**JOB**. Reproduce the entire listing word for word.

Collected data entries
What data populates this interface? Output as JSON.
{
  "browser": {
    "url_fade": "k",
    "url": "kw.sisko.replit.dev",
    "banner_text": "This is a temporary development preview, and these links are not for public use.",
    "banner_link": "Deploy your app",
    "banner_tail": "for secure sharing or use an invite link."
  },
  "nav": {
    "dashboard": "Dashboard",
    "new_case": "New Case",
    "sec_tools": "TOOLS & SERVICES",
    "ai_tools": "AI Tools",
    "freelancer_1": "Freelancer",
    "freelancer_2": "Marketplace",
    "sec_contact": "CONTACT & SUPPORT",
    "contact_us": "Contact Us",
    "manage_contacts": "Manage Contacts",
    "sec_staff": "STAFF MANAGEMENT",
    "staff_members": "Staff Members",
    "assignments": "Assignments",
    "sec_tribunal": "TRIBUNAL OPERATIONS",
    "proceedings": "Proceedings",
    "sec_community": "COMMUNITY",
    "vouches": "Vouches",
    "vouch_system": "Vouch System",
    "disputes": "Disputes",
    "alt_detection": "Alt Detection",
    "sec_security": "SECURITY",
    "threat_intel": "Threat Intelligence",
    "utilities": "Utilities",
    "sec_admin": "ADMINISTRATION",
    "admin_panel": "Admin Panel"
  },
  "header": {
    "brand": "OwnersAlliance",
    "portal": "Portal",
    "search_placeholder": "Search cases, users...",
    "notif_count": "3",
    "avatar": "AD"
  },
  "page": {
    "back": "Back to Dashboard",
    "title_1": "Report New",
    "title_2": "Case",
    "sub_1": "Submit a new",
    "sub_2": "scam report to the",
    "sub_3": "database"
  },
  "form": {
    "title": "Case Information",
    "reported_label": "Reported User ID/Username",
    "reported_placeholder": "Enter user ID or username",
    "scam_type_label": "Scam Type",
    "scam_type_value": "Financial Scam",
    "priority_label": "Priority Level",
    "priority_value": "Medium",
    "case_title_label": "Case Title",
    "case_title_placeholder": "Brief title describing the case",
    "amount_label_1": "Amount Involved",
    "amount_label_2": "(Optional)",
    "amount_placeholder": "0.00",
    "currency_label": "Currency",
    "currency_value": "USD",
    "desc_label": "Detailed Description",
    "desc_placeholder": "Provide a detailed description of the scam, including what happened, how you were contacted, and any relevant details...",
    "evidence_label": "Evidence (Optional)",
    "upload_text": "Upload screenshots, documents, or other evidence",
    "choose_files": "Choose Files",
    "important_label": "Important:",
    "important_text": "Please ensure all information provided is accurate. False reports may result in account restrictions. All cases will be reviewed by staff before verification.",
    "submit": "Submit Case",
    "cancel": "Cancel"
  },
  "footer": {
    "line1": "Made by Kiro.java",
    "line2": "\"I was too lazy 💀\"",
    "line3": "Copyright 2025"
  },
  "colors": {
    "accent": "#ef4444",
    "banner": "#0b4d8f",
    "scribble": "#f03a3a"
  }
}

**FULL SOLUTION**.
What data populates this interface? Output as JSON.
{
  "browser": {
    "url_fade": "k",
    "url": "kw.sisko.replit.dev",
    "banner_text": "This is a temporary development preview, and these links are not for public use.",
    "banner_link": "Deploy your app",
    "banner_tail": "for secure sharing or use an invite link."
  },
  "nav": {
    "dashboard": "Dashboard",
    "new_case": "New Case",
    "sec_tools": "TOOLS & SERVICES",
    "ai_tools": "AI Tools",
    "freelancer_1": "Freelancer",
    "freelancer_2": "Marketplace",
    "sec_contact": "CONTACT & SUPPORT",
    "contact_us": "Contact Us",
    "manage_contacts": "Manage Contacts",
    "sec_staff": "STAFF MANAGEMENT",
    "staff_members": "Staff Members",
    "assignments": "Assignments",
    "sec_tribunal": "TRIBUNAL OPERATIONS",
    "proceedings": "Proceedings",
    "sec_community": "COMMUNITY",
    "vouches": "Vouches",
    "vouch_system": "Vouch System",
    "disputes": "Disputes",
    "alt_detection": "Alt Detection",
    "sec_security": "SECURITY",
    "threat_intel": "Threat Intelligence",
    "utilities": "Utilities",
    "sec_admin": "ADMINISTRATION",
    "admin_panel": "Admin Panel"
  },
  "header": {
    "brand": "OwnersAlliance",
    "portal": "Portal",
    "search_placeholder": "Search cases, users...",
    "notif_count": "3",
    "avatar": "AD"
  },
  "page": {
    "back": "Back to Dashboard",
    "title_1": "Report New",
    "title_2": "Case",
    "sub_1": "Submit a new",
    "sub_2": "scam report to the",
    "sub_3": "database"
  },
  "form": {
    "title": "Case Information",
    "reported_label": "Reported User ID/Username",
    "reported_placeholder": "Enter user ID or username",
    "scam_type_label": "Scam Type",
    "scam_type_value": "Financial Scam",
    "priority_label": "Priority Level",
    "priority_value": "Medium",
    "case_title_label": "Case Title",
    "case_title_placeholder": "Brief title describing the case",
    "amount_label_1": "Amount Involved",
    "amount_label_2": "(Optional)",
    "amount_placeholder": "0.00",
    "currency_label": "Currency",
    "currency_value": "USD",
    "desc_label": "Detailed Description",
    "desc_placeholder": "Provide a detailed description of the scam, including what happened, how you were contacted, and any relevant details...",
    "evidence_label": "Evidence (Optional)",
    "upload_text": "Upload screenshots, documents, or other evidence",
    "choose_files": "Choose Files",
    "important_label": "Important:",
    "important_text": "Please ensure all information provided is accurate. False reports may result in account restrictions. All cases will be reviewed by staff before verification.",
    "submit": "Submit Case",
    "cancel": "Cancel"
  },
  "footer": {
    "line1": "Made by Kiro.java",
    "line2": "\"I was too lazy 💀\"",
    "line3": "Copyright 2025"
  },
  "colors": {
    "accent": "#ef4444",
    "banner": "#0b4d8f",
    "scribble": "#f03a3a"
  }
}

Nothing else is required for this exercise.